Some Vancouverites are upset over the house to the left in the photo above. “Vancouver’s Most Hideous Urban Design for 2016: Why residents are up in arms over this house,” reads the headline in The National Post.
So why are residents up in arms over this house? Let me guess. There is a clue in the headline: it is Vancouver’s “most hideous urban design for 2016.” Talk about a headline belaboring the obvious! That black box has replaced a house of very pleasant traditional lines, depicted below left. Although the house above on the left is certainly uglier than the house on the right, the latter, which copies the past in the Corbusian manner, is no candidate for the charmer of the year award. Why wasn’t residential Vancouver just as upset by that house as it supposedly is by its glowering new neighbor?

Original 3691 Point Grey Rd. (theprovince.com)
The architect, Tony Robins, proposes another, um, house in Vancouver that has raised eyebrows. Pictured at the end of this post, it is considered a “heritage infill” project, not completed (or even really planned, perhaps). Hasn’t anyone noted its resemblance to Rem Koolhaas’s “Big Pants” building for China’s CCTV in Beijing? Unlike Big Pants, which stomps with metaphorical rage upon the Chinese people, Robins’s proposed building almost literally stomps on, or at least threatens to collapse upon, the old house above which it hovers. Who would want to live there? Why wasn’t Vancouver up in arms over this proposal? Perhaps because it, like its neighbors, is apparently a commercial enterprise? So what?
The National Post’s writer, Cheryl Chan, talked to the neighbors.
A neighbour who lives across the street was befuddled by the design. “Where are the windows?” she asked. “Is that black the end result or are they going to stick something on the front?”
Are there no courts of law to resolve this sort of dispute? Does the neighbor quoted above, who apparently understands the threat to her own house’s value, have no recourse? The National Post story continues, quoting a historian’s description of housing trends.
Michael Kluckner described the house as “unneighbourly” but par for the course — the ultimate expression of our society’s evolution from a front-porch culture to a courtyard culture.
A century ago, Vancouver houses looked outward, their windows as eyes on the street with front porches that allowed for interaction with neighbours, said Kluckner. But throughout the decades, “there was a turning inward that has accelerated.”

_Recorded information_

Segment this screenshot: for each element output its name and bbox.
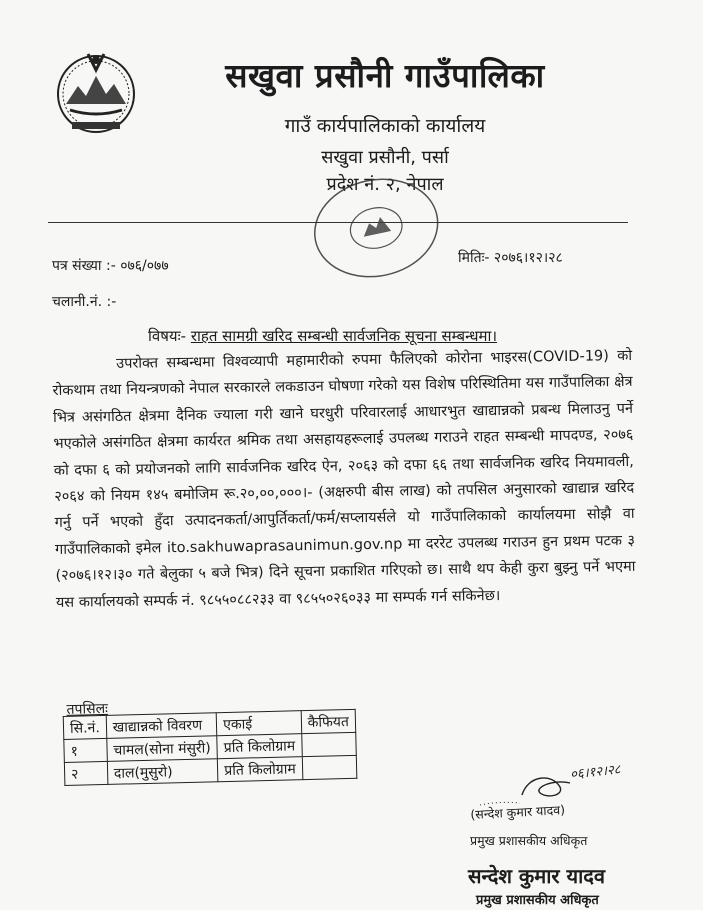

_Task goal_
From the piece about the Vancouver house, set down the passage word for word, beginning at the words "Some Vancouverites are" and stopping after "The National Post.".

_Exercise response_
Some Vancouverites are upset over the house to the left in the photo above. “Vancouver’s Most Hideous Urban Design for 2016: Why residents are up in arms over this house,” reads the headline in The National Post.